▶ The problem: Only the pictures are omitted; repeat all other data exactly.

▶ Provided material:

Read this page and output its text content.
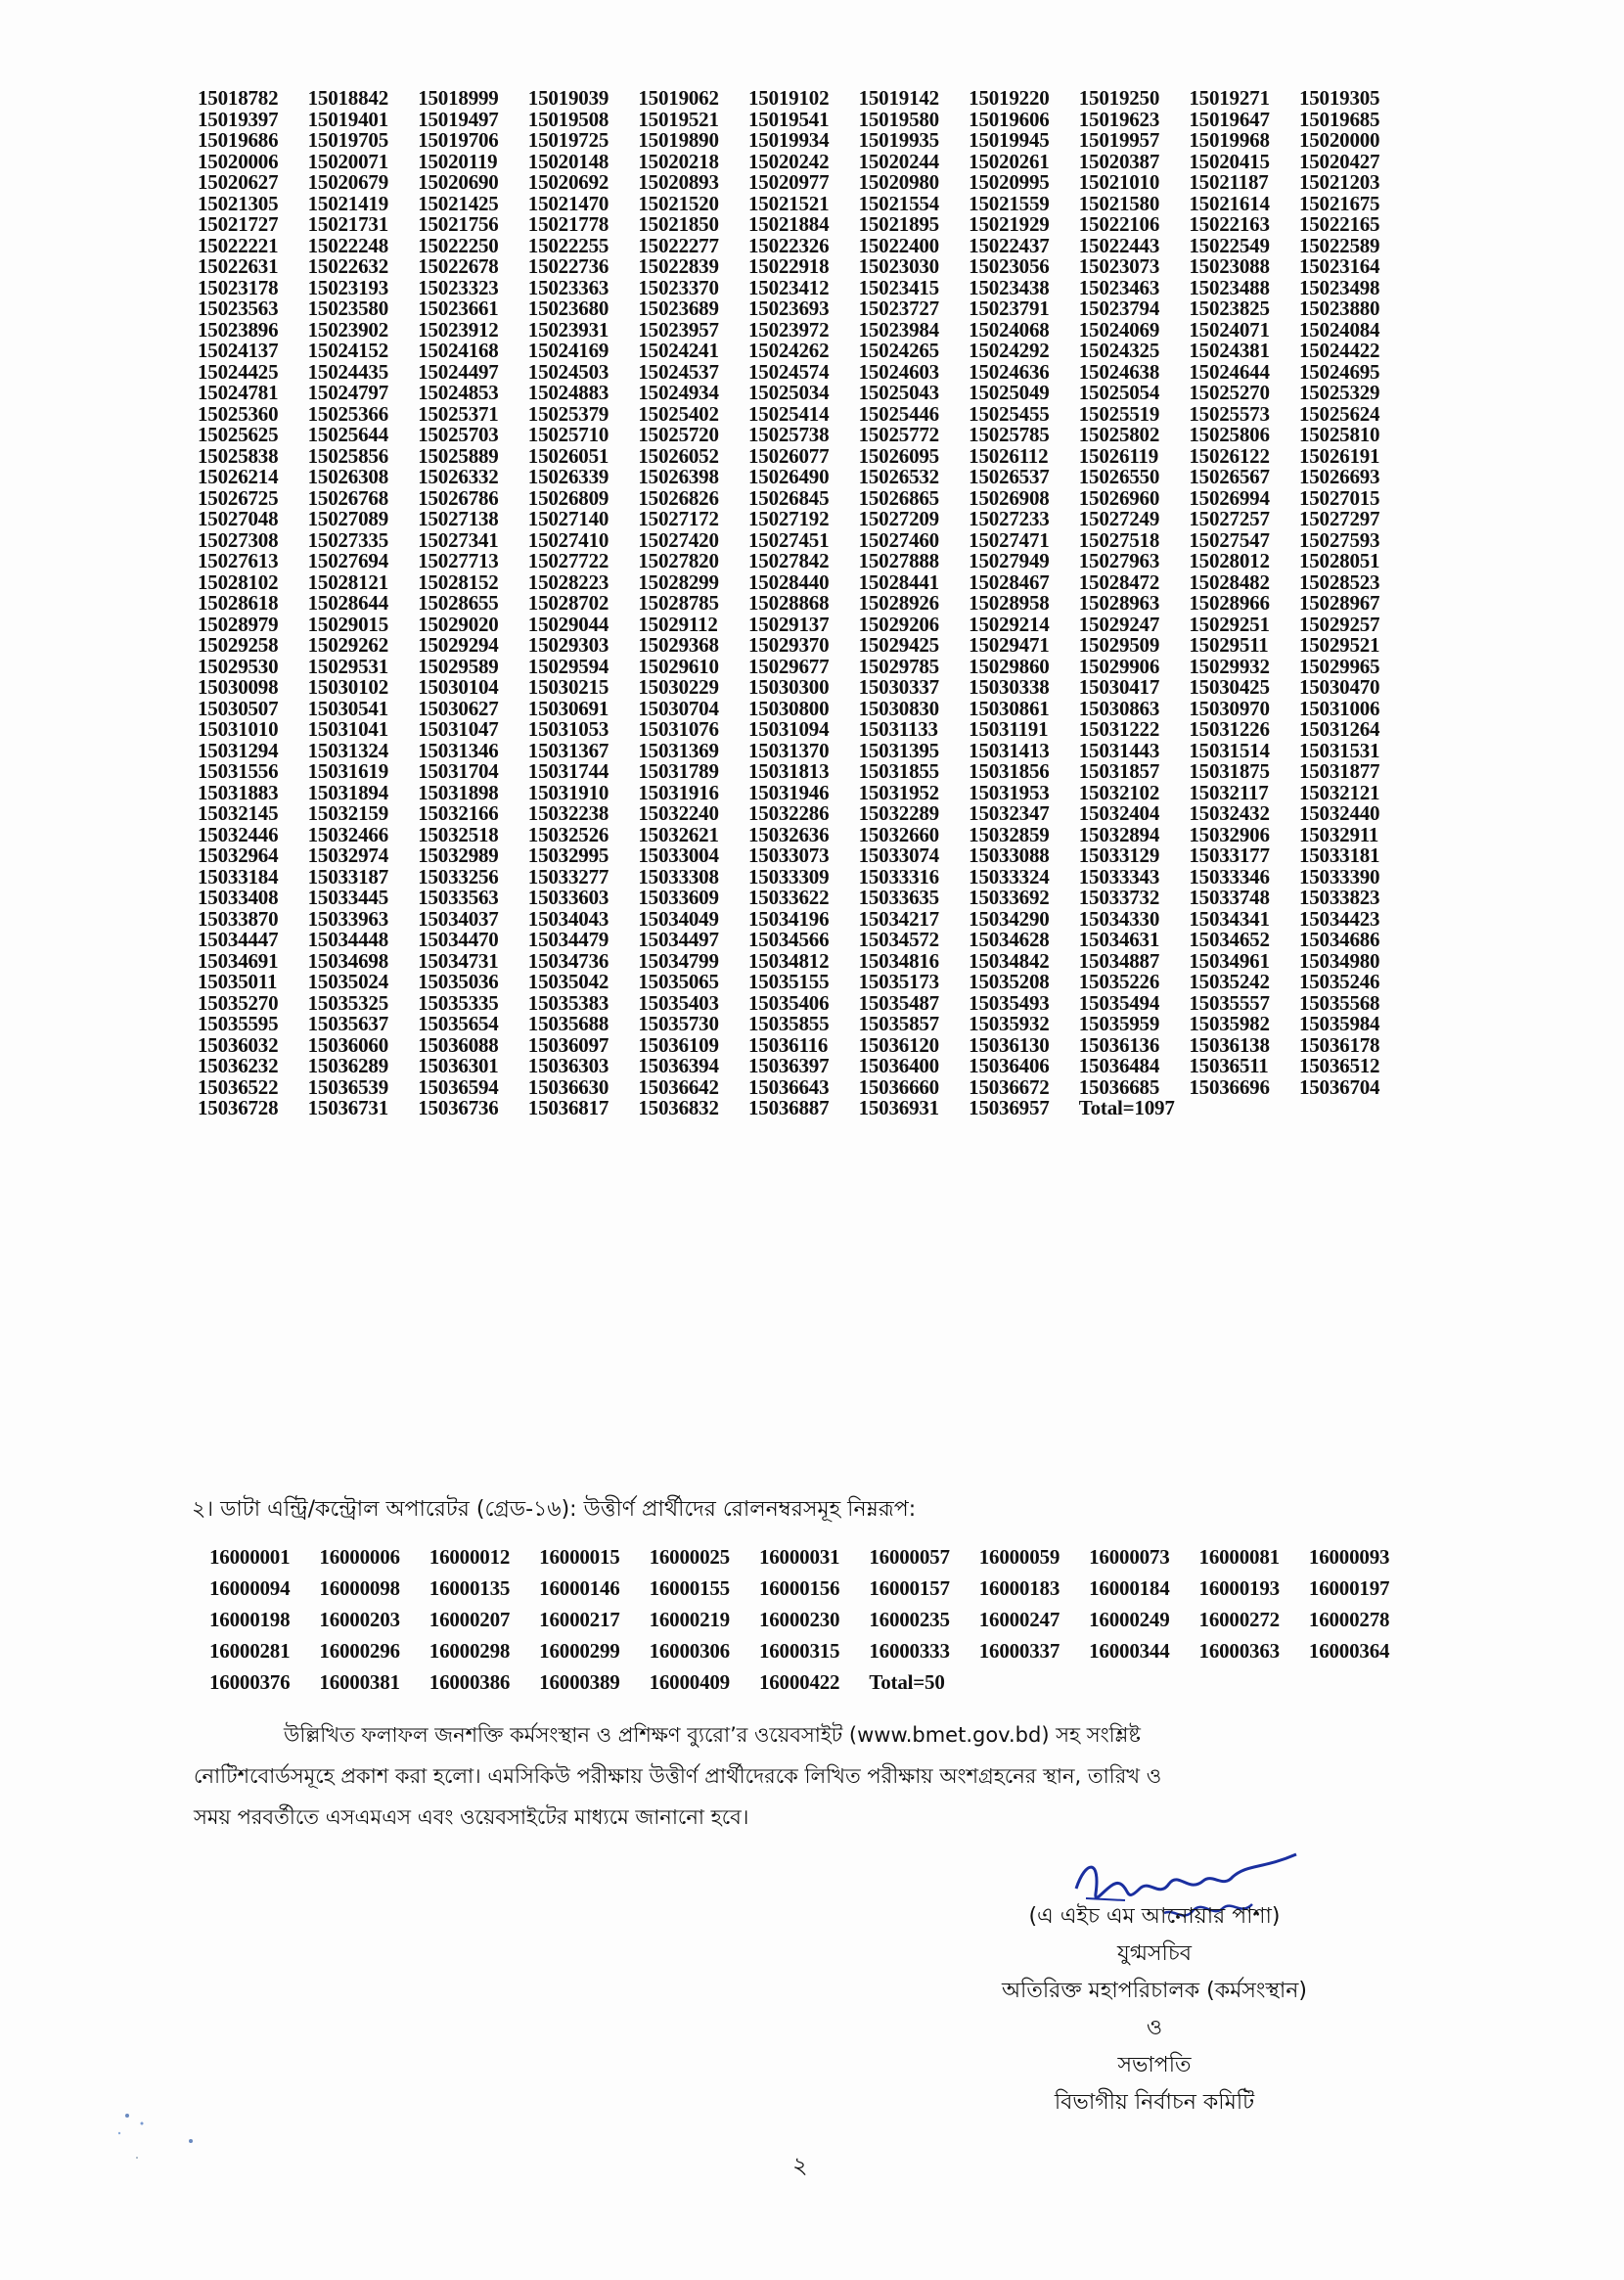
15018782	15018842	15018999	15019039	15019062	15019102	15019142	15019220	15019250	15019271	15019305
15019397	15019401	15019497	15019508	15019521	15019541	15019580	15019606	15019623	15019647	15019685
15019686	15019705	15019706	15019725	15019890	15019934	15019935	15019945	15019957	15019968	15020000
15020006	15020071	15020119	15020148	15020218	15020242	15020244	15020261	15020387	15020415	15020427
15020627	15020679	15020690	15020692	15020893	15020977	15020980	15020995	15021010	15021187	15021203
15021305	15021419	15021425	15021470	15021520	15021521	15021554	15021559	15021580	15021614	15021675
15021727	15021731	15021756	15021778	15021850	15021884	15021895	15021929	15022106	15022163	15022165
15022221	15022248	15022250	15022255	15022277	15022326	15022400	15022437	15022443	15022549	15022589
15022631	15022632	15022678	15022736	15022839	15022918	15023030	15023056	15023073	15023088	15023164
15023178	15023193	15023323	15023363	15023370	15023412	15023415	15023438	15023463	15023488	15023498
15023563	15023580	15023661	15023680	15023689	15023693	15023727	15023791	15023794	15023825	15023880
15023896	15023902	15023912	15023931	15023957	15023972	15023984	15024068	15024069	15024071	15024084
15024137	15024152	15024168	15024169	15024241	15024262	15024265	15024292	15024325	15024381	15024422
15024425	15024435	15024497	15024503	15024537	15024574	15024603	15024636	15024638	15024644	15024695
15024781	15024797	15024853	15024883	15024934	15025034	15025043	15025049	15025054	15025270	15025329
15025360	15025366	15025371	15025379	15025402	15025414	15025446	15025455	15025519	15025573	15025624
15025625	15025644	15025703	15025710	15025720	15025738	15025772	15025785	15025802	15025806	15025810
15025838	15025856	15025889	15026051	15026052	15026077	15026095	15026112	15026119	15026122	15026191
15026214	15026308	15026332	15026339	15026398	15026490	15026532	15026537	15026550	15026567	15026693
15026725	15026768	15026786	15026809	15026826	15026845	15026865	15026908	15026960	15026994	15027015
15027048	15027089	15027138	15027140	15027172	15027192	15027209	15027233	15027249	15027257	15027297
15027308	15027335	15027341	15027410	15027420	15027451	15027460	15027471	15027518	15027547	15027593
15027613	15027694	15027713	15027722	15027820	15027842	15027888	15027949	15027963	15028012	15028051
15028102	15028121	15028152	15028223	15028299	15028440	15028441	15028467	15028472	15028482	15028523
15028618	15028644	15028655	15028702	15028785	15028868	15028926	15028958	15028963	15028966	15028967
15028979	15029015	15029020	15029044	15029112	15029137	15029206	15029214	15029247	15029251	15029257
15029258	15029262	15029294	15029303	15029368	15029370	15029425	15029471	15029509	15029511	15029521
15029530	15029531	15029589	15029594	15029610	15029677	15029785	15029860	15029906	15029932	15029965
15030098	15030102	15030104	15030215	15030229	15030300	15030337	15030338	15030417	15030425	15030470
15030507	15030541	15030627	15030691	15030704	15030800	15030830	15030861	15030863	15030970	15031006
15031010	15031041	15031047	15031053	15031076	15031094	15031133	15031191	15031222	15031226	15031264
15031294	15031324	15031346	15031367	15031369	15031370	15031395	15031413	15031443	15031514	15031531
15031556	15031619	15031704	15031744	15031789	15031813	15031855	15031856	15031857	15031875	15031877
15031883	15031894	15031898	15031910	15031916	15031946	15031952	15031953	15032102	15032117	15032121
15032145	15032159	15032166	15032238	15032240	15032286	15032289	15032347	15032404	15032432	15032440
15032446	15032466	15032518	15032526	15032621	15032636	15032660	15032859	15032894	15032906	15032911
15032964	15032974	15032989	15032995	15033004	15033073	15033074	15033088	15033129	15033177	15033181
15033184	15033187	15033256	15033277	15033308	15033309	15033316	15033324	15033343	15033346	15033390
15033408	15033445	15033563	15033603	15033609	15033622	15033635	15033692	15033732	15033748	15033823
15033870	15033963	15034037	15034043	15034049	15034196	15034217	15034290	15034330	15034341	15034423
15034447	15034448	15034470	15034479	15034497	15034566	15034572	15034628	15034631	15034652	15034686
15034691	15034698	15034731	15034736	15034799	15034812	15034816	15034842	15034887	15034961	15034980
15035011	15035024	15035036	15035042	15035065	15035155	15035173	15035208	15035226	15035242	15035246
15035270	15035325	15035335	15035383	15035403	15035406	15035487	15035493	15035494	15035557	15035568
15035595	15035637	15035654	15035688	15035730	15035855	15035857	15035932	15035959	15035982	15035984
15036032	15036060	15036088	15036097	15036109	15036116	15036120	15036130	15036136	15036138	15036178
15036232	15036289	15036301	15036303	15036394	15036397	15036400	15036406	15036484	15036511	15036512
15036522	15036539	15036594	15036630	15036642	15036643	15036660	15036672	15036685	15036696	15036704
15036728	15036731	15036736	15036817	15036832	15036887	15036931	15036957	Total=1097
২। ডাটা এন্ট্রি/কন্ট্রোল অপারেটর (গ্রেড-১৬): উত্তীর্ণ প্রার্থীদের রোলনম্বরসমূহ নিম্নরূপ:
16000001	16000006	16000012	16000015	16000025	16000031	16000057	16000059	16000073	16000081	16000093
16000094	16000098	16000135	16000146	16000155	16000156	16000157	16000183	16000184	16000193	16000197
16000198	16000203	16000207	16000217	16000219	16000230	16000235	16000247	16000249	16000272	16000278
16000281	16000296	16000298	16000299	16000306	16000315	16000333	16000337	16000344	16000363	16000364
16000376	16000381	16000386	16000389	16000409	16000422	Total=50

উল্লিখিত ফলাফল জনশক্তি কর্মসংস্থান ও প্রশিক্ষণ ব্যুরো’র ওয়েবসাইট (www.bmet.gov.bd) সহ সংশ্লিষ্ট

নোটিশবোর্ডসমূহে প্রকাশ করা হলো। এমসিকিউ পরীক্ষায় উত্তীর্ণ প্রার্থীদেরকে লিখিত পরীক্ষায় অংশগ্রহনের স্থান, তারিখ ও

সময় পরবর্তীতে এসএমএস এবং ওয়েবসাইটের মাধ্যমে জানানো হবে।

(এ এইচ এম আনোয়ার পাশা)
যুগ্মসচিব
অতিরিক্ত মহাপরিচালক (কর্মসংস্থান)
ও
সভাপতি
বিভাগীয় নির্বাচন কমিটি
২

▶ Response:
Read this page and output its text content.
15018782	15018842	15018999	15019039	15019062	15019102	15019142	15019220	15019250	15019271	15019305
15019397	15019401	15019497	15019508	15019521	15019541	15019580	15019606	15019623	15019647	15019685
15019686	15019705	15019706	15019725	15019890	15019934	15019935	15019945	15019957	15019968	15020000
15020006	15020071	15020119	15020148	15020218	15020242	15020244	15020261	15020387	15020415	15020427
15020627	15020679	15020690	15020692	15020893	15020977	15020980	15020995	15021010	15021187	15021203
15021305	15021419	15021425	15021470	15021520	15021521	15021554	15021559	15021580	15021614	15021675
15021727	15021731	15021756	15021778	15021850	15021884	15021895	15021929	15022106	15022163	15022165
15022221	15022248	15022250	15022255	15022277	15022326	15022400	15022437	15022443	15022549	15022589
15022631	15022632	15022678	15022736	15022839	15022918	15023030	15023056	15023073	15023088	15023164
15023178	15023193	15023323	15023363	15023370	15023412	15023415	15023438	15023463	15023488	15023498
15023563	15023580	15023661	15023680	15023689	15023693	15023727	15023791	15023794	15023825	15023880
15023896	15023902	15023912	15023931	15023957	15023972	15023984	15024068	15024069	15024071	15024084
15024137	15024152	15024168	15024169	15024241	15024262	15024265	15024292	15024325	15024381	15024422
15024425	15024435	15024497	15024503	15024537	15024574	15024603	15024636	15024638	15024644	15024695
15024781	15024797	15024853	15024883	15024934	15025034	15025043	15025049	15025054	15025270	15025329
15025360	15025366	15025371	15025379	15025402	15025414	15025446	15025455	15025519	15025573	15025624
15025625	15025644	15025703	15025710	15025720	15025738	15025772	15025785	15025802	15025806	15025810
15025838	15025856	15025889	15026051	15026052	15026077	15026095	15026112	15026119	15026122	15026191
15026214	15026308	15026332	15026339	15026398	15026490	15026532	15026537	15026550	15026567	15026693
15026725	15026768	15026786	15026809	15026826	15026845	15026865	15026908	15026960	15026994	15027015
15027048	15027089	15027138	15027140	15027172	15027192	15027209	15027233	15027249	15027257	15027297
15027308	15027335	15027341	15027410	15027420	15027451	15027460	15027471	15027518	15027547	15027593
15027613	15027694	15027713	15027722	15027820	15027842	15027888	15027949	15027963	15028012	15028051
15028102	15028121	15028152	15028223	15028299	15028440	15028441	15028467	15028472	15028482	15028523
15028618	15028644	15028655	15028702	15028785	15028868	15028926	15028958	15028963	15028966	15028967
15028979	15029015	15029020	15029044	15029112	15029137	15029206	15029214	15029247	15029251	15029257
15029258	15029262	15029294	15029303	15029368	15029370	15029425	15029471	15029509	15029511	15029521
15029530	15029531	15029589	15029594	15029610	15029677	15029785	15029860	15029906	15029932	15029965
15030098	15030102	15030104	15030215	15030229	15030300	15030337	15030338	15030417	15030425	15030470
15030507	15030541	15030627	15030691	15030704	15030800	15030830	15030861	15030863	15030970	15031006
15031010	15031041	15031047	15031053	15031076	15031094	15031133	15031191	15031222	15031226	15031264
15031294	15031324	15031346	15031367	15031369	15031370	15031395	15031413	15031443	15031514	15031531
15031556	15031619	15031704	15031744	15031789	15031813	15031855	15031856	15031857	15031875	15031877
15031883	15031894	15031898	15031910	15031916	15031946	15031952	15031953	15032102	15032117	15032121
15032145	15032159	15032166	15032238	15032240	15032286	15032289	15032347	15032404	15032432	15032440
15032446	15032466	15032518	15032526	15032621	15032636	15032660	15032859	15032894	15032906	15032911
15032964	15032974	15032989	15032995	15033004	15033073	15033074	15033088	15033129	15033177	15033181
15033184	15033187	15033256	15033277	15033308	15033309	15033316	15033324	15033343	15033346	15033390
15033408	15033445	15033563	15033603	15033609	15033622	15033635	15033692	15033732	15033748	15033823
15033870	15033963	15034037	15034043	15034049	15034196	15034217	15034290	15034330	15034341	15034423
15034447	15034448	15034470	15034479	15034497	15034566	15034572	15034628	15034631	15034652	15034686
15034691	15034698	15034731	15034736	15034799	15034812	15034816	15034842	15034887	15034961	15034980
15035011	15035024	15035036	15035042	15035065	15035155	15035173	15035208	15035226	15035242	15035246
15035270	15035325	15035335	15035383	15035403	15035406	15035487	15035493	15035494	15035557	15035568
15035595	15035637	15035654	15035688	15035730	15035855	15035857	15035932	15035959	15035982	15035984
15036032	15036060	15036088	15036097	15036109	15036116	15036120	15036130	15036136	15036138	15036178
15036232	15036289	15036301	15036303	15036394	15036397	15036400	15036406	15036484	15036511	15036512
15036522	15036539	15036594	15036630	15036642	15036643	15036660	15036672	15036685	15036696	15036704
15036728	15036731	15036736	15036817	15036832	15036887	15036931	15036957	Total=1097
২। ডাটা এন্ট্রি/কন্ট্রোল অপারেটর (গ্রেড-১৬): উত্তীর্ণ প্রার্থীদের রোলনম্বরসমূহ নিম্নরূপ:
16000001	16000006	16000012	16000015	16000025	16000031	16000057	16000059	16000073	16000081	16000093
16000094	16000098	16000135	16000146	16000155	16000156	16000157	16000183	16000184	16000193	16000197
16000198	16000203	16000207	16000217	16000219	16000230	16000235	16000247	16000249	16000272	16000278
16000281	16000296	16000298	16000299	16000306	16000315	16000333	16000337	16000344	16000363	16000364
16000376	16000381	16000386	16000389	16000409	16000422	Total=50

উল্লিখিত ফলাফল জনশক্তি কর্মসংস্থান ও প্রশিক্ষণ ব্যুরো’র ওয়েবসাইট (www.bmet.gov.bd) সহ সংশ্লিষ্ট

নোটিশবোর্ডসমূহে প্রকাশ করা হলো। এমসিকিউ পরীক্ষায় উত্তীর্ণ প্রার্থীদেরকে লিখিত পরীক্ষায় অংশগ্রহনের স্থান, তারিখ ও

সময় পরবর্তীতে এসএমএস এবং ওয়েবসাইটের মাধ্যমে জানানো হবে।

(এ এইচ এম আনোয়ার পাশা)
যুগ্মসচিব
অতিরিক্ত মহাপরিচালক (কর্মসংস্থান)
ও
সভাপতি
বিভাগীয় নির্বাচন কমিটি
২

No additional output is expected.